▶ EXERCISE INPUT
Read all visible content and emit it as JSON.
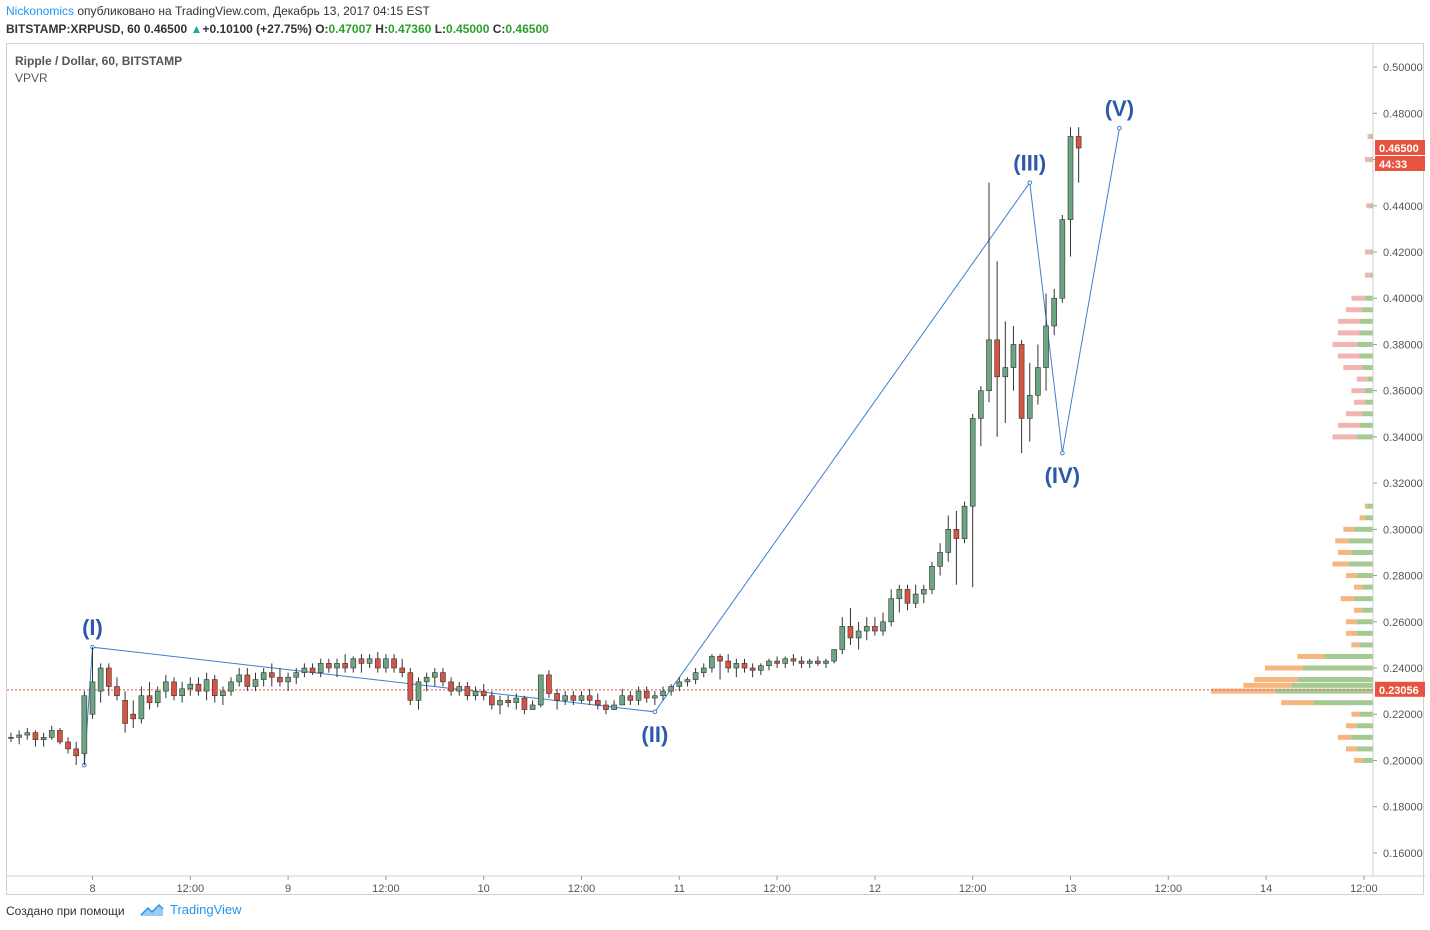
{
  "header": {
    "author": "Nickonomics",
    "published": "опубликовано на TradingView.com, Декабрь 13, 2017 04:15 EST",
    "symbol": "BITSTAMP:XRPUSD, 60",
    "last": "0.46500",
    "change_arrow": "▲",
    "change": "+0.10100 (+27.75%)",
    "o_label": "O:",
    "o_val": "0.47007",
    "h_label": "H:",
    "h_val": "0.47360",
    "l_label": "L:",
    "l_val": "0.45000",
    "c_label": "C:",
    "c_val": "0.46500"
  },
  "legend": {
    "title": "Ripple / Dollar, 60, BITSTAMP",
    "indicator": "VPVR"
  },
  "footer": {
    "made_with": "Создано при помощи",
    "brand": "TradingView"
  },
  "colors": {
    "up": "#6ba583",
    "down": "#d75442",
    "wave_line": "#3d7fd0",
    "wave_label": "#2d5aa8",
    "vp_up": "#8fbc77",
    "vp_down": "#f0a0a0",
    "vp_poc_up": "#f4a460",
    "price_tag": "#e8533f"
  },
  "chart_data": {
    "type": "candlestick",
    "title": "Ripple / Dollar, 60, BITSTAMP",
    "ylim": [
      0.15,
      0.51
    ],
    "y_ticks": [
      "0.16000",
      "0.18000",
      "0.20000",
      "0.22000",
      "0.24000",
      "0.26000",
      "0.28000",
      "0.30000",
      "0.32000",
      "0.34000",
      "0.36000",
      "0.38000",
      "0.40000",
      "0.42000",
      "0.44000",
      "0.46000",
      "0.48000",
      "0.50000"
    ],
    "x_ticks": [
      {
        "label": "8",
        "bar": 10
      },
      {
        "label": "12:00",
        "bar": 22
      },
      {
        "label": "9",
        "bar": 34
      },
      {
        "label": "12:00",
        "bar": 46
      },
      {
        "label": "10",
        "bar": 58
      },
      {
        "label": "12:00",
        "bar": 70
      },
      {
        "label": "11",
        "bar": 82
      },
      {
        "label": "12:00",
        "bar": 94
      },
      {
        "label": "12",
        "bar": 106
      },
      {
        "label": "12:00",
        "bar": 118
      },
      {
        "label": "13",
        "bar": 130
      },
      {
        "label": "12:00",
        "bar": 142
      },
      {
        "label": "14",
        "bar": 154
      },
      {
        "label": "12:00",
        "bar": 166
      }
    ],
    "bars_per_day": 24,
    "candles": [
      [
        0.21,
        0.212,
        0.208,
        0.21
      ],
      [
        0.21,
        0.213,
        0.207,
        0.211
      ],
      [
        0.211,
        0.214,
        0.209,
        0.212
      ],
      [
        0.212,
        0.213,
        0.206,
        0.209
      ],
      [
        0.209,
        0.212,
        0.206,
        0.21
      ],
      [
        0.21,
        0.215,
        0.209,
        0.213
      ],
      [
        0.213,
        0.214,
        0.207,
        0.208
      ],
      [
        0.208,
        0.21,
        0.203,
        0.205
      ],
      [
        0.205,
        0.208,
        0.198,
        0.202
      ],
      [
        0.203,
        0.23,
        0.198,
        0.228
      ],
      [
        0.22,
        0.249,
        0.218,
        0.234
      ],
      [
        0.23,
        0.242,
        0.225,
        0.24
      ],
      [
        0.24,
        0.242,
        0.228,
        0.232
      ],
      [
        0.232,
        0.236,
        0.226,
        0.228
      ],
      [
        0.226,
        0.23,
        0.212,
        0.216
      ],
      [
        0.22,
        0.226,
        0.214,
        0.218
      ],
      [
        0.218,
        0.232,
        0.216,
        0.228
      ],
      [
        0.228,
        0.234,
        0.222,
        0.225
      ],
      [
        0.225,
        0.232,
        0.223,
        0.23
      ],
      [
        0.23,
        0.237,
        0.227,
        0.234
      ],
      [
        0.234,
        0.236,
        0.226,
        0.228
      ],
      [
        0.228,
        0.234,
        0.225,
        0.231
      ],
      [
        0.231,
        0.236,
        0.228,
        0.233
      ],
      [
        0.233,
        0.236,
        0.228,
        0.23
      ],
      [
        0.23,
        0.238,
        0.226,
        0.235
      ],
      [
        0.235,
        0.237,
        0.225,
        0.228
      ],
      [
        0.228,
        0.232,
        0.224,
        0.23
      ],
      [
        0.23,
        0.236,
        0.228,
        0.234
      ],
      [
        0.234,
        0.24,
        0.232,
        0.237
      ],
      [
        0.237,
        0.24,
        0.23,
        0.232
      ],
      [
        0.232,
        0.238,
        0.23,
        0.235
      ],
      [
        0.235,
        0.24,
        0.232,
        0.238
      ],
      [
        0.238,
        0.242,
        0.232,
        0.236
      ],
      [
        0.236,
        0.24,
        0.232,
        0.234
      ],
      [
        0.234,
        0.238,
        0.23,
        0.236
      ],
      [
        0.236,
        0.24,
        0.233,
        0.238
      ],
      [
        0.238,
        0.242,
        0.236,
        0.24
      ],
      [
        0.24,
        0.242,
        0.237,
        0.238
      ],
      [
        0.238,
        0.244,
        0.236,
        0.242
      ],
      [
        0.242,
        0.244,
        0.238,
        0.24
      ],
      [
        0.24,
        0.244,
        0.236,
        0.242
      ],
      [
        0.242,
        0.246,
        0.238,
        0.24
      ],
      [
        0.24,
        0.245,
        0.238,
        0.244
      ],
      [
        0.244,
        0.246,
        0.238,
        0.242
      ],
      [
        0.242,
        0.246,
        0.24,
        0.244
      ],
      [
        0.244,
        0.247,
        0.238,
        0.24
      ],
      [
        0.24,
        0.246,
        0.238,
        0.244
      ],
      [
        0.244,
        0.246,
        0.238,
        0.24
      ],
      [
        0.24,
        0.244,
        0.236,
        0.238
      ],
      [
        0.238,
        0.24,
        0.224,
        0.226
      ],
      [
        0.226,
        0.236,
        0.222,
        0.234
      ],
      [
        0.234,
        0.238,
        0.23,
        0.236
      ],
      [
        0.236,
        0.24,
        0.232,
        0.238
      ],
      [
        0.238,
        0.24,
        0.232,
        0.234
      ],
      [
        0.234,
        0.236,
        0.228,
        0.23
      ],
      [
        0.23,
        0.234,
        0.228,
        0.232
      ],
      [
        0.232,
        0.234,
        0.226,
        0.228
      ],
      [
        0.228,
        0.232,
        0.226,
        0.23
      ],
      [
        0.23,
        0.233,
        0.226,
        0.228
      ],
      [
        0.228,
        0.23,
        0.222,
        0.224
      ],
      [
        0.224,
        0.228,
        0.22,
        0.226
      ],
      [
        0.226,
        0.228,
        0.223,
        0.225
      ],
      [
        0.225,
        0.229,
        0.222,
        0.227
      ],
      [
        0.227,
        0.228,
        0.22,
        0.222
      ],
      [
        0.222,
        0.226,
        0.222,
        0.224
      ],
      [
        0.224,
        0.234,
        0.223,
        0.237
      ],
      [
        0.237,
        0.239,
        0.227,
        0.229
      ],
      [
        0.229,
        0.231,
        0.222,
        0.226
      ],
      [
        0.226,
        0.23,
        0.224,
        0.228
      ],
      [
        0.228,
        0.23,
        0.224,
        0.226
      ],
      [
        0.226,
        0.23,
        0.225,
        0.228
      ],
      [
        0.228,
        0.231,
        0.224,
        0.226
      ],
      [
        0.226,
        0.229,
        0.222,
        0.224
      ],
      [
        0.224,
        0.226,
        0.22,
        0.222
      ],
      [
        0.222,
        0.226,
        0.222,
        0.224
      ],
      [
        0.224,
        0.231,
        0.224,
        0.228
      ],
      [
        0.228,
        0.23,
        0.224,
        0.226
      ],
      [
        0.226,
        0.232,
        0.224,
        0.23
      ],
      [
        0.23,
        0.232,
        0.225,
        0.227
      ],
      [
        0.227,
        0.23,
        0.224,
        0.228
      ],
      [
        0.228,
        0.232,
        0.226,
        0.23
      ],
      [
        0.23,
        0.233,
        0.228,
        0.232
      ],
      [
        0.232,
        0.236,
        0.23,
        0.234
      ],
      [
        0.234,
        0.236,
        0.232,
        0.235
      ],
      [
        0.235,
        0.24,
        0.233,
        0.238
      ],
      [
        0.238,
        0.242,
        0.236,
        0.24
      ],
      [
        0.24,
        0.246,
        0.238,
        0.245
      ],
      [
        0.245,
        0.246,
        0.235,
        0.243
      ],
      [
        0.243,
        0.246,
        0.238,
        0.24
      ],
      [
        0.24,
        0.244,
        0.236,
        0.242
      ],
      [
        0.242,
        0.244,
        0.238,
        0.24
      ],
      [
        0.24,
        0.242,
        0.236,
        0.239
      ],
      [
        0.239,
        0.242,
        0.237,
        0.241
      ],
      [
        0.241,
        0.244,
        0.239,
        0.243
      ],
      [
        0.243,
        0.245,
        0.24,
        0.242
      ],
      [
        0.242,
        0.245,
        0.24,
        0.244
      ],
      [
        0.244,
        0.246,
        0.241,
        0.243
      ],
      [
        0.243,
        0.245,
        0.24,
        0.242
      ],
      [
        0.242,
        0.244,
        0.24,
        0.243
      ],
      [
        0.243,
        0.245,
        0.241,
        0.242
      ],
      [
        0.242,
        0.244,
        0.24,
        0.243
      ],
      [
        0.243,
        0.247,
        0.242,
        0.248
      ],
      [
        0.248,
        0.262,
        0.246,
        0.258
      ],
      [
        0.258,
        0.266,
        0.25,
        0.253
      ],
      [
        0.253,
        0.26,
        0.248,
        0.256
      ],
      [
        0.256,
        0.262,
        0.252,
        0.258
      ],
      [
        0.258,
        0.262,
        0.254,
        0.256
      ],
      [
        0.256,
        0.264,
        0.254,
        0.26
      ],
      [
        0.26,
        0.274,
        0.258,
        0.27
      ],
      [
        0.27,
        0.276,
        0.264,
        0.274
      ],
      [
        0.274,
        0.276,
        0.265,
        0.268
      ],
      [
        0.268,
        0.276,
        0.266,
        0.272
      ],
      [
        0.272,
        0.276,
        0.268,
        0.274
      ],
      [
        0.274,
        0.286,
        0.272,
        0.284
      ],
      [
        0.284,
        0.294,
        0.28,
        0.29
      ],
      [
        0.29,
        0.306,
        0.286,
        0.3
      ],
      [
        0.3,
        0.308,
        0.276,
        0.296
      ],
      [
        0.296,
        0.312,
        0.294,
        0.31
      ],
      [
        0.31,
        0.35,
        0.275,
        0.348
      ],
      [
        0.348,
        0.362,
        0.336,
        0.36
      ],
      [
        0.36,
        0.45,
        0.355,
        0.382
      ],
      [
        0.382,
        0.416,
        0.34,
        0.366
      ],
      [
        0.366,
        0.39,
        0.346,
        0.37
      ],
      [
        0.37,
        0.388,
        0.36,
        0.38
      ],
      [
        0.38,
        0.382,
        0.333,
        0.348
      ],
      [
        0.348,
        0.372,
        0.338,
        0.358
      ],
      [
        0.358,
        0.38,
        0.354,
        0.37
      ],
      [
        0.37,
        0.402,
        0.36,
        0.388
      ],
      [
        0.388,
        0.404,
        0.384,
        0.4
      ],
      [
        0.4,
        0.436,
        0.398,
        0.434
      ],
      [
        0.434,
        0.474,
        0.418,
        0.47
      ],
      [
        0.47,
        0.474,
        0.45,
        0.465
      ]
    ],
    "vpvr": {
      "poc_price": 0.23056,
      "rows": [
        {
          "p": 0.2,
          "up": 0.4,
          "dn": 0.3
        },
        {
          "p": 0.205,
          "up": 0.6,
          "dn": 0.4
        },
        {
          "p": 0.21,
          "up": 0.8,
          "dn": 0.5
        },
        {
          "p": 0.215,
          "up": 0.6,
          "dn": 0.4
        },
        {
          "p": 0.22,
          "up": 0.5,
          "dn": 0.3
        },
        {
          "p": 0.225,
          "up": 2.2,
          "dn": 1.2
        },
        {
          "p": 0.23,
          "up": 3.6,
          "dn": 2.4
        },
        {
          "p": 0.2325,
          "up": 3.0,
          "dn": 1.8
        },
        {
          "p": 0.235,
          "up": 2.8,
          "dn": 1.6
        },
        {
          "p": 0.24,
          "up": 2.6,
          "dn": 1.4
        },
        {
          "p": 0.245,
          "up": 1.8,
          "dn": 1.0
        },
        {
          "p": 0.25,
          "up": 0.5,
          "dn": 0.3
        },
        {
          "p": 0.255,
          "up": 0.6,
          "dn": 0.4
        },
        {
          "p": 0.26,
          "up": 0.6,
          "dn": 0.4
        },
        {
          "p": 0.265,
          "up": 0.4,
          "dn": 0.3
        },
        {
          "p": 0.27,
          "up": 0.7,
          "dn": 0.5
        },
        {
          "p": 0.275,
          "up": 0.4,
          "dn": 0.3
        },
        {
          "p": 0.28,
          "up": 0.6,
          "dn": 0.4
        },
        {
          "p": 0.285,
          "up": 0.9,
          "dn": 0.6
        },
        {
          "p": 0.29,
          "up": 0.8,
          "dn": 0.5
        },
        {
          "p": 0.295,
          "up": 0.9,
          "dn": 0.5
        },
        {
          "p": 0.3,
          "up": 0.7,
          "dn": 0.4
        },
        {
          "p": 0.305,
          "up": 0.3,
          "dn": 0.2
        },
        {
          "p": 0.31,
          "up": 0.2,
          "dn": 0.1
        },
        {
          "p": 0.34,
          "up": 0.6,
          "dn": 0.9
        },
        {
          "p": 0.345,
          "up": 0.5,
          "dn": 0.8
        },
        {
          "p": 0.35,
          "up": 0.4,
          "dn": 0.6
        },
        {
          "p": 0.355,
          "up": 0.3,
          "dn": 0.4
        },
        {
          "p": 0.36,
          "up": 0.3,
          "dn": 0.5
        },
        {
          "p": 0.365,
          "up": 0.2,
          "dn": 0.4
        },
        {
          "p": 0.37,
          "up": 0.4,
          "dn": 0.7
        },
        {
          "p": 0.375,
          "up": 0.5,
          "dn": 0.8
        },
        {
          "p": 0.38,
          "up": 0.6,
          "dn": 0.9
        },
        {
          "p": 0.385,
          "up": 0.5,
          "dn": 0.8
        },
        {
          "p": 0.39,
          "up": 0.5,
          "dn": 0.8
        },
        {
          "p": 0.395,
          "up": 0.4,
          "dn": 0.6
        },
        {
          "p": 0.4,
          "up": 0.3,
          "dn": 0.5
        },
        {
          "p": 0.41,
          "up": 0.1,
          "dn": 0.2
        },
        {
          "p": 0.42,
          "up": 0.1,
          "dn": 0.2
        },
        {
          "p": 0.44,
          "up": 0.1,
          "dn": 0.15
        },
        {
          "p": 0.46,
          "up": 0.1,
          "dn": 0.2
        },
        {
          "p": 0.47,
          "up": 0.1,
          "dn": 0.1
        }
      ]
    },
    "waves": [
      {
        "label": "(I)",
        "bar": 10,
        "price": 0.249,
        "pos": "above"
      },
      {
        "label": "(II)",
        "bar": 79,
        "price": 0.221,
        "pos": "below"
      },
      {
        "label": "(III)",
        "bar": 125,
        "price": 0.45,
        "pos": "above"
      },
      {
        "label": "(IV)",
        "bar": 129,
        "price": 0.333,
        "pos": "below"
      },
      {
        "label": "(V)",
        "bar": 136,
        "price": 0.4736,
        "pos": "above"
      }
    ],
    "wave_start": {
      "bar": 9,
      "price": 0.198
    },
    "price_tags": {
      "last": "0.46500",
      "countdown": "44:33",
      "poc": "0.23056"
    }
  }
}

▶ TASK INSTRUCTIONS
In the records above, find each line that holds the word "TradingView"; copy all such lines.

▶ RESULT FOR THIS EXERCISE
    "published": "опубликовано на TradingView.com, Декабрь 13, 2017 04:15 EST",
    "brand": "TradingView"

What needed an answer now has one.